→ Stated task
Filter out everything except lines holding "Quiz".

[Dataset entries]

━━━━━━━━━━━━━━━━━━━━

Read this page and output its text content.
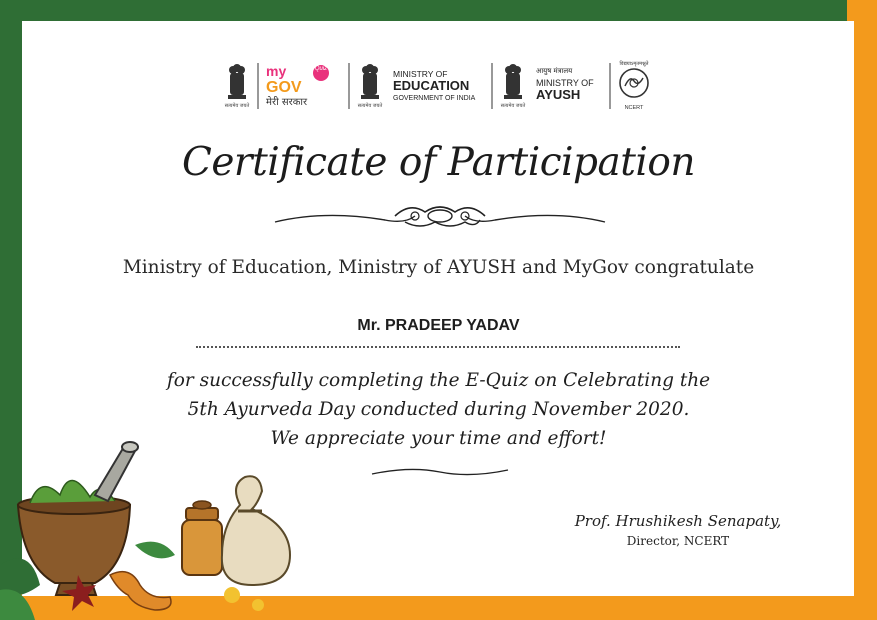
सत्यमेव जयते
my
GOV
Quiz
मेरी सरकार	सत्यमेव जयते
MINISTRY OF
EDUCATION
GOVERNMENT OF INDIA
सत्यमेव जयते
आयुष मंत्रालय
MINISTRY OF
AYUSH
विद्ययाऽमृतमश्नुते
NCERT
Certificate of Participation
Ministry of Education, Ministry of AYUSH and MyGov congratulate
Mr. PRADEEP YADAV
for successfully completing the E-Quiz on Celebrating the
5th Ayurveda Day conducted during November 2020.
We appreciate your time and effort!
Prof. Hrushikesh Senapaty,
Director, NCERT
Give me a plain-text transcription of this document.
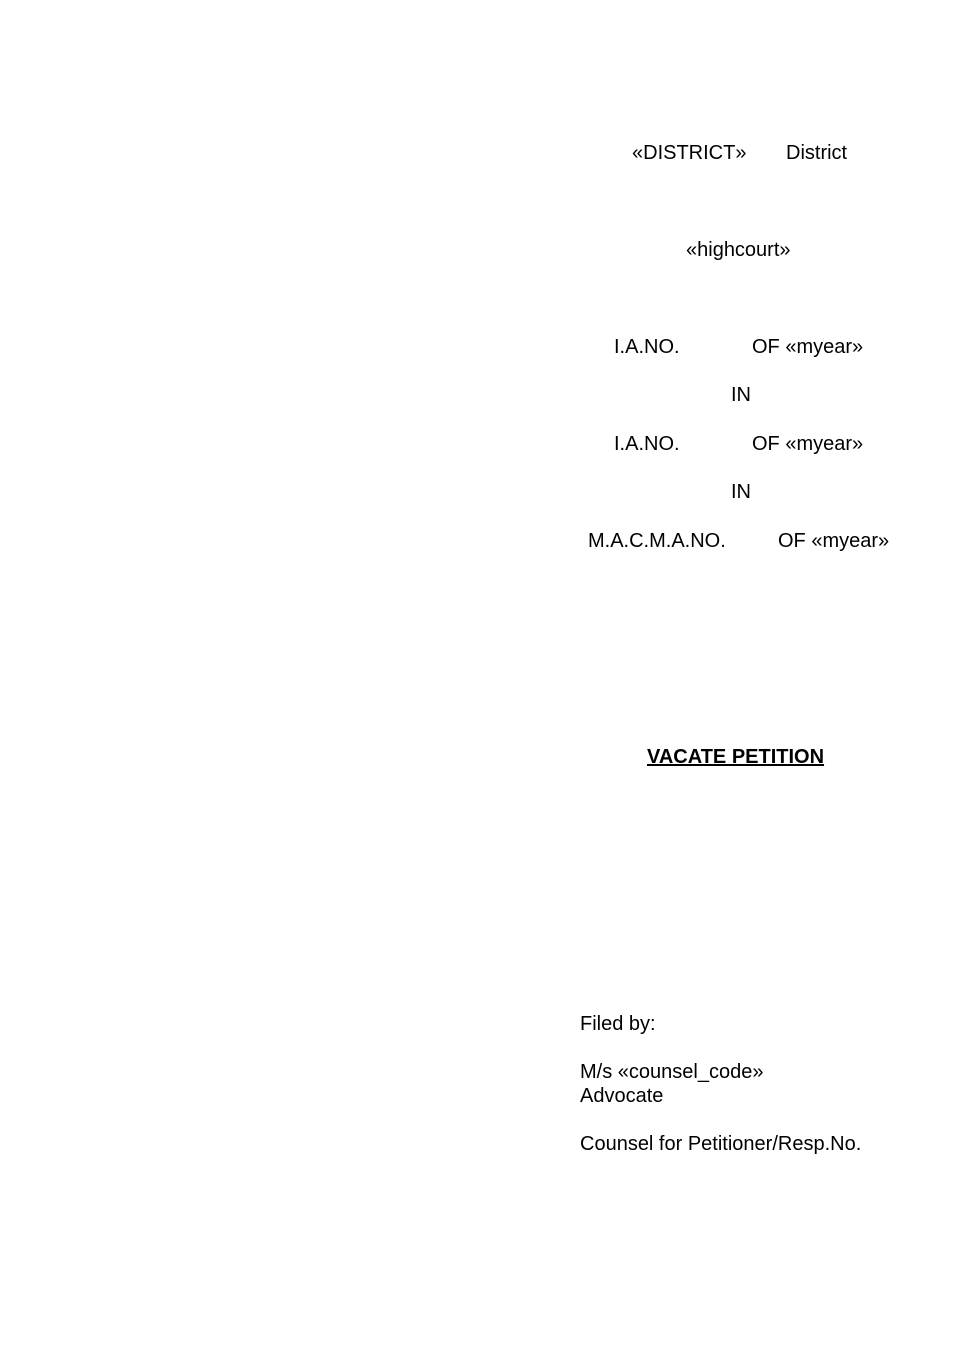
«DISTRICT» District
«highcourt»
I.A.NO.	OF «myear»
IN
I.A.NO.	OF «myear»
IN
M.A.C.M.A.NO.	OF «myear»
VACATE PETITION
Filed by:
M/s «counsel_code»
Advocate
Counsel for Petitioner/Resp.No.
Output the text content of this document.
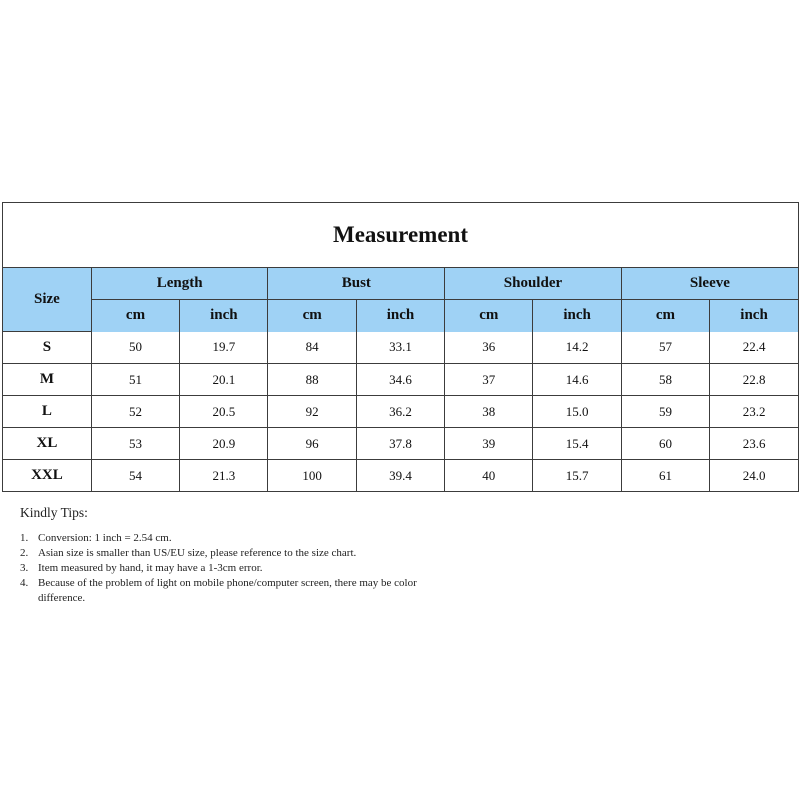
Measurement
Size	Length		Bust		Shoulder		Sleeve	
	cm	inch	cm	inch	cm	inch	cm	inch
S	50	19.7	84	33.1	36	14.2	57	22.4
M	51	20.1	88	34.6	37	14.6	58	22.8
L	52	20.5	92	36.2	38	15.0	59	23.2
XL	53	20.9	96	37.8	39	15.4	60	23.6
XXL	54	21.3	100	39.4	40	15.7	61	24.0
Kindly Tips:
1. Conversion: 1 inch = 2.54 cm.
2. Asian size is smaller than US/EU size, please reference to the size chart.
3. Item measured by hand, it may have a 1-3cm error.
4. Because of the problem of light on mobile phone/computer screen, there may be color difference.
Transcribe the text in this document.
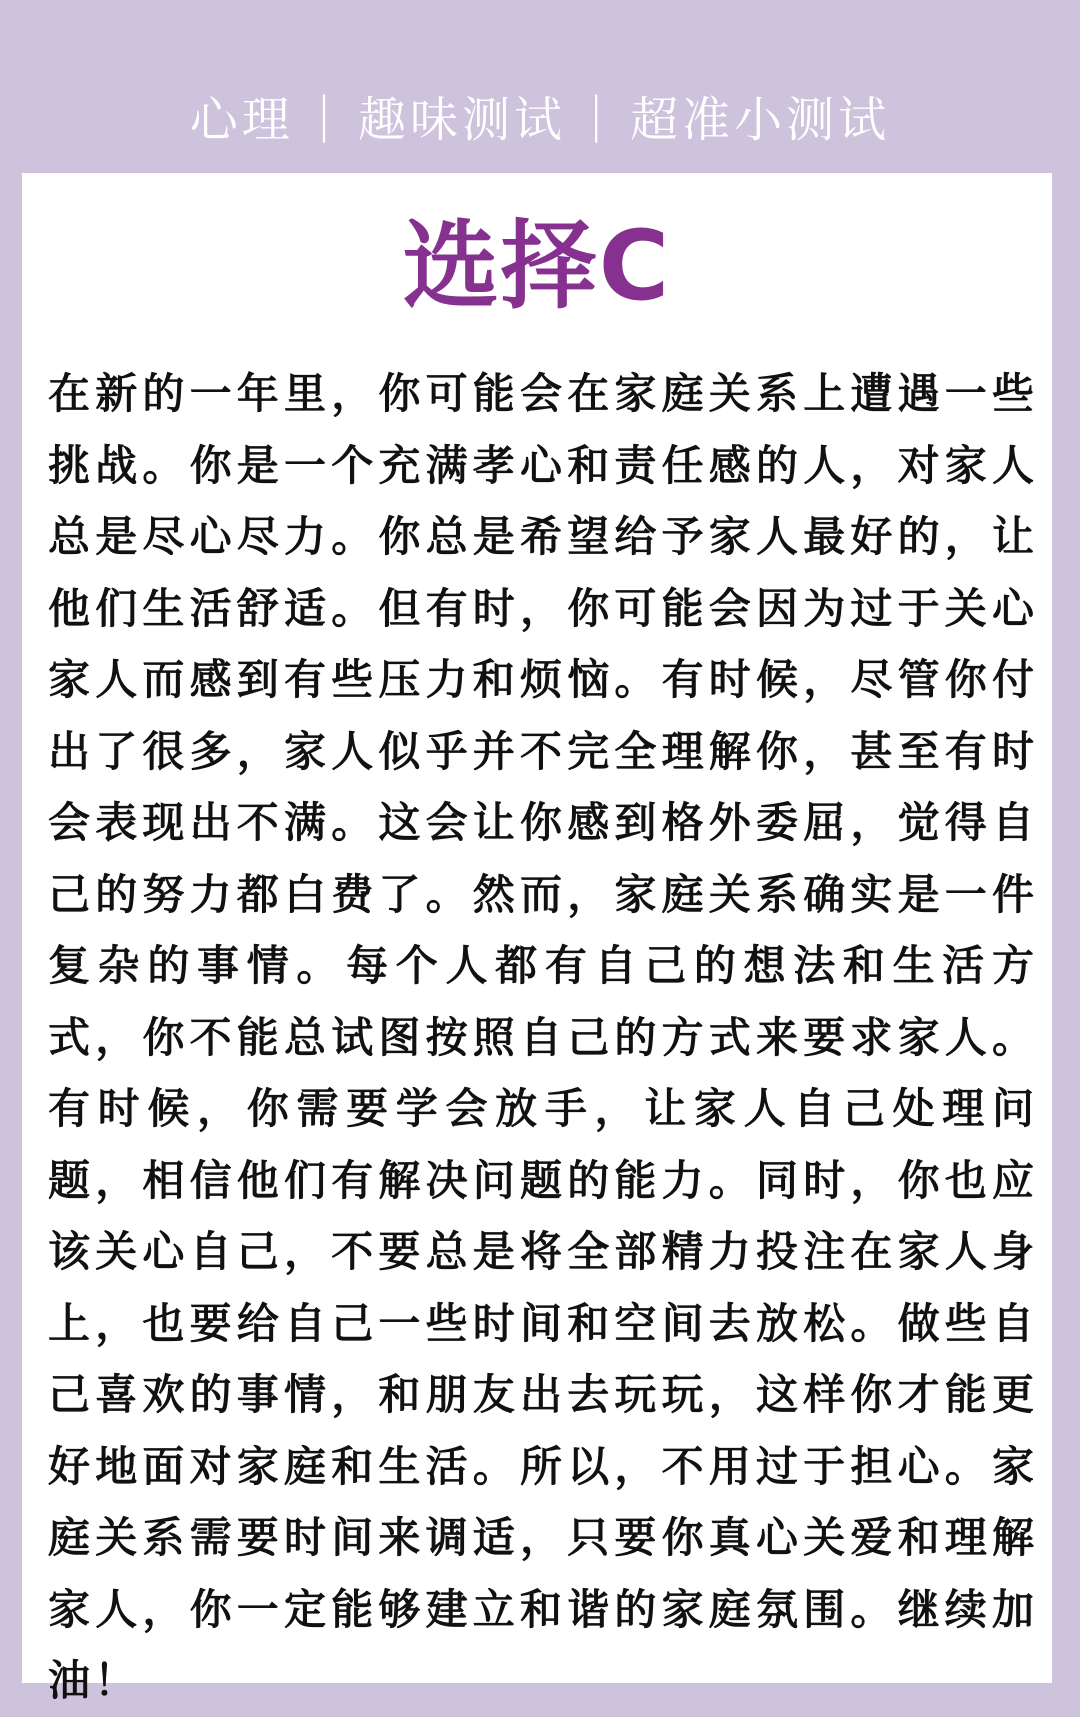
心理 | 趣味测试 | 超准小测试
选择C

在新的一年里，你可能会在家庭关系上遭遇一些挑战。你是一个充满孝心和责任感的人，对家人总是尽心尽力。你总是希望给予家人最好的，让他们生活舒适。但有时，你可能会因为过于关心家人而感到有些压力和烦恼。有时候，尽管你付出了很多，家人似乎并不完全理解你，甚至有时会表现出不满。这会让你感到格外委屈，觉得自己的努力都白费了。然而，家庭关系确实是一件复杂的事情。每个人都有自己的想法和生活方式，你不能总试图按照自己的方式来要求家人。有时候，你需要学会放手，让家人自己处理问题，相信他们有解决问题的能力。同时，你也应该关心自己，不要总是将全部精力投注在家人身上，也要给自己一些时间和空间去放松。做些自己喜欢的事情，和朋友出去玩玩，这样你才能更好地面对家庭和生活。所以，不用过于担心。家庭关系需要时间来调适，只要你真心关爱和理解家人，你一定能够建立和谐的家庭氛围。继续加油！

━━━━━━━━━━━━━━━━━━━━

→ Answer to this task
Quiz
for successfully completing the E-Quiz on Celebrating the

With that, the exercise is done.